• [THE PROBLEM]
Quote every entry word for word.

>> Begin EXTRACTED MATERIAL

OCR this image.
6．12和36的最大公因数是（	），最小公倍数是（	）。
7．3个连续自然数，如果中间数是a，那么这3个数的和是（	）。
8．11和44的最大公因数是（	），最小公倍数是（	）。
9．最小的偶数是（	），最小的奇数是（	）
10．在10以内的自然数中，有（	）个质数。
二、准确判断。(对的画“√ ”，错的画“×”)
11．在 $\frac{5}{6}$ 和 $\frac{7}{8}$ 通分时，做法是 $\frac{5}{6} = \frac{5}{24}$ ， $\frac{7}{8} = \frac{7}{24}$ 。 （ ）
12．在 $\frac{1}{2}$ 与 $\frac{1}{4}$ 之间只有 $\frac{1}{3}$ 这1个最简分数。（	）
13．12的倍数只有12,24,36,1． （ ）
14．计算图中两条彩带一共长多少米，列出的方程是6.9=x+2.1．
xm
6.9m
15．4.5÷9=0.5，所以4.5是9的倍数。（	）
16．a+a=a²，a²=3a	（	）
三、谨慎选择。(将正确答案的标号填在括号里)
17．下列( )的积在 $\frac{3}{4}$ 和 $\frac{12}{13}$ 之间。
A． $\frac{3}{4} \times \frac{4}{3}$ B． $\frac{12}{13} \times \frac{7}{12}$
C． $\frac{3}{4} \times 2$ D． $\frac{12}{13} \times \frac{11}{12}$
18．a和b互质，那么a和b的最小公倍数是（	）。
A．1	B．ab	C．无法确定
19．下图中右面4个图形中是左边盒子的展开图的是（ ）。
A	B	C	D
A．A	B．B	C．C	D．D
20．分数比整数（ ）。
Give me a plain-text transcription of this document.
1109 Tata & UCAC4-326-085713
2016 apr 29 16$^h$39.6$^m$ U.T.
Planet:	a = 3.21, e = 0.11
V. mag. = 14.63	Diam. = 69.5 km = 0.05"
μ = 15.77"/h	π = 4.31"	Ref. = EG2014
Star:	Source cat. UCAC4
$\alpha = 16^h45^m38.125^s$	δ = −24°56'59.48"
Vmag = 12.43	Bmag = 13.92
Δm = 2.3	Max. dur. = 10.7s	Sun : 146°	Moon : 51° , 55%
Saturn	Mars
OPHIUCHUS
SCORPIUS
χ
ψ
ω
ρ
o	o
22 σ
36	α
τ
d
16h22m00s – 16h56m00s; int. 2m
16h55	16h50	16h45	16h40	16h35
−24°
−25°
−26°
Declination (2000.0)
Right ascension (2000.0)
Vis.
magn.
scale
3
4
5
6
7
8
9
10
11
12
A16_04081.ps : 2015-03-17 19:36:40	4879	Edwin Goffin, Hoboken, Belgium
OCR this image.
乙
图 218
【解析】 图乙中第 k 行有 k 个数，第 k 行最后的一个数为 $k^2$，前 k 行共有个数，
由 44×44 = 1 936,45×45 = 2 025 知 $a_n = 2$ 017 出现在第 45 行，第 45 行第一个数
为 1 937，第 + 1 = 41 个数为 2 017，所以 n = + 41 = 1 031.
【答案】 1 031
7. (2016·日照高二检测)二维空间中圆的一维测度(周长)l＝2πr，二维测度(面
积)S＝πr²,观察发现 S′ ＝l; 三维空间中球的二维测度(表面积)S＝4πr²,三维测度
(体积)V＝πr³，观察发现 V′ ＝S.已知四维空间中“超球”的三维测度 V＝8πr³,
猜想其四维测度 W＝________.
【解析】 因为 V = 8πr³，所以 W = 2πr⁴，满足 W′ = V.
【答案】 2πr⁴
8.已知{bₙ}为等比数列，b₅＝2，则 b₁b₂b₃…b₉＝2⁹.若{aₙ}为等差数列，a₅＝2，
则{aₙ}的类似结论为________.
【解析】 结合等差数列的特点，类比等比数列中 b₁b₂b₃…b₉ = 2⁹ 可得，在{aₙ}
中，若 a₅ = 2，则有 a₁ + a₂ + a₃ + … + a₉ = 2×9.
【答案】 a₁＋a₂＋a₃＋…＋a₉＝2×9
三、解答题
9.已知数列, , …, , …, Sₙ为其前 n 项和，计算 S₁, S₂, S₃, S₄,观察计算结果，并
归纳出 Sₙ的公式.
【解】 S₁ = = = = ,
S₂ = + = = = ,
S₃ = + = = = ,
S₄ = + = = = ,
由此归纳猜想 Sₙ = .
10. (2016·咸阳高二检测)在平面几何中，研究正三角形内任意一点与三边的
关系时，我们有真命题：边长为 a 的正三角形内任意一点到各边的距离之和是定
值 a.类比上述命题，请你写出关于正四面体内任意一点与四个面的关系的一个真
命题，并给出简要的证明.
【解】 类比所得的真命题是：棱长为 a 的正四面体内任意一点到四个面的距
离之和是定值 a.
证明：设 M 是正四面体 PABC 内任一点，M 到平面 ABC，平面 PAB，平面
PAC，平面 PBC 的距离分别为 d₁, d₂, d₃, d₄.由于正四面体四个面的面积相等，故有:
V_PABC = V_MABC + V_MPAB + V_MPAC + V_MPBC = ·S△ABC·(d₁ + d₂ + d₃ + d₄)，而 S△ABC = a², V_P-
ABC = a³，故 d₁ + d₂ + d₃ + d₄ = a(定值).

>> End EXTRACTED MATERIAL

• [TASK RESPONSE]
OCR this image.
6．12和36的最大公因数是（	），最小公倍数是（	）。
7．3个连续自然数，如果中间数是a，那么这3个数的和是（	）。
8．11和44的最大公因数是（	），最小公倍数是（	）。
9．最小的偶数是（	），最小的奇数是（	）
10．在10以内的自然数中，有（	）个质数。
二、准确判断。(对的画“√ ”，错的画“×”)
11．在 $\frac{5}{6}$ 和 $\frac{7}{8}$ 通分时，做法是 $\frac{5}{6} = \frac{5}{24}$ ， $\frac{7}{8} = \frac{7}{24}$ 。 （ ）
12．在 $\frac{1}{2}$ 与 $\frac{1}{4}$ 之间只有 $\frac{1}{3}$ 这1个最简分数。（	）
13．12的倍数只有12,24,36,1． （ ）
14．计算图中两条彩带一共长多少米，列出的方程是6.9=x+2.1．
xm
6.9m
15．4.5÷9=0.5，所以4.5是9的倍数。（	）
16．a+a=a²，a²=3a	（	）
三、谨慎选择。(将正确答案的标号填在括号里)
17．下列( )的积在 $\frac{3}{4}$ 和 $\frac{12}{13}$ 之间。
A． $\frac{3}{4} \times \frac{4}{3}$ B． $\frac{12}{13} \times \frac{7}{12}$
C． $\frac{3}{4} \times 2$ D． $\frac{12}{13} \times \frac{11}{12}$
18．a和b互质，那么a和b的最小公倍数是（	）。
A．1	B．ab	C．无法确定
19．下图中右面4个图形中是左边盒子的展开图的是（ ）。
A	B	C	D
A．A	B．B	C．C	D．D
20．分数比整数（ ）。
Give me a plain-text transcription of this document.
1109 Tata & UCAC4-326-085713
2016 apr 29 16$^h$39.6$^m$ U.T.
Planet:	a = 3.21, e = 0.11
V. mag. = 14.63	Diam. = 69.5 km = 0.05"
μ = 15.77"/h	π = 4.31"	Ref. = EG2014
Star:	Source cat. UCAC4
$\alpha = 16^h45^m38.125^s$	δ = −24°56'59.48"
Vmag = 12.43	Bmag = 13.92
Δm = 2.3	Max. dur. = 10.7s	Sun : 146°	Moon : 51° , 55%
Saturn	Mars
OPHIUCHUS
SCORPIUS
χ
ψ
ω
ρ
o	o
22 σ
36	α
τ
d
16h22m00s – 16h56m00s; int. 2m
16h55	16h50	16h45	16h40	16h35
−24°
−25°
−26°
Declination (2000.0)
Right ascension (2000.0)
Vis.
magn.
scale
3
4
5
6
7
8
9
10
11
12
A16_04081.ps : 2015-03-17 19:36:40	4879	Edwin Goffin, Hoboken, Belgium
OCR this image.
乙
图 218
【解析】 图乙中第 k 行有 k 个数，第 k 行最后的一个数为 $k^2$，前 k 行共有个数，
由 44×44 = 1 936,45×45 = 2 025 知 $a_n = 2$ 017 出现在第 45 行，第 45 行第一个数
为 1 937，第 + 1 = 41 个数为 2 017，所以 n = + 41 = 1 031.
【答案】 1 031
7. (2016·日照高二检测)二维空间中圆的一维测度(周长)l＝2πr，二维测度(面
积)S＝πr²,观察发现 S′ ＝l; 三维空间中球的二维测度(表面积)S＝4πr²,三维测度
(体积)V＝πr³，观察发现 V′ ＝S.已知四维空间中“超球”的三维测度 V＝8πr³,
猜想其四维测度 W＝________.
【解析】 因为 V = 8πr³，所以 W = 2πr⁴，满足 W′ = V.
【答案】 2πr⁴
8.已知{bₙ}为等比数列，b₅＝2，则 b₁b₂b₃…b₉＝2⁹.若{aₙ}为等差数列，a₅＝2，
则{aₙ}的类似结论为________.
【解析】 结合等差数列的特点，类比等比数列中 b₁b₂b₃…b₉ = 2⁹ 可得，在{aₙ}
中，若 a₅ = 2，则有 a₁ + a₂ + a₃ + … + a₉ = 2×9.
【答案】 a₁＋a₂＋a₃＋…＋a₉＝2×9
三、解答题
9.已知数列, , …, , …, Sₙ为其前 n 项和，计算 S₁, S₂, S₃, S₄,观察计算结果，并
归纳出 Sₙ的公式.
【解】 S₁ = = = = ,
S₂ = + = = = ,
S₃ = + = = = ,
S₄ = + = = = ,
由此归纳猜想 Sₙ = .
10. (2016·咸阳高二检测)在平面几何中，研究正三角形内任意一点与三边的
关系时，我们有真命题：边长为 a 的正三角形内任意一点到各边的距离之和是定
值 a.类比上述命题，请你写出关于正四面体内任意一点与四个面的关系的一个真
命题，并给出简要的证明.
【解】 类比所得的真命题是：棱长为 a 的正四面体内任意一点到四个面的距
离之和是定值 a.
证明：设 M 是正四面体 PABC 内任一点，M 到平面 ABC，平面 PAB，平面
PAC，平面 PBC 的距离分别为 d₁, d₂, d₃, d₄.由于正四面体四个面的面积相等，故有:
V_PABC = V_MABC + V_MPAB + V_MPAC + V_MPBC = ·S△ABC·(d₁ + d₂ + d₃ + d₄)，而 S△ABC = a², V_P-
ABC = a³，故 d₁ + d₂ + d₃ + d₄ = a(定值).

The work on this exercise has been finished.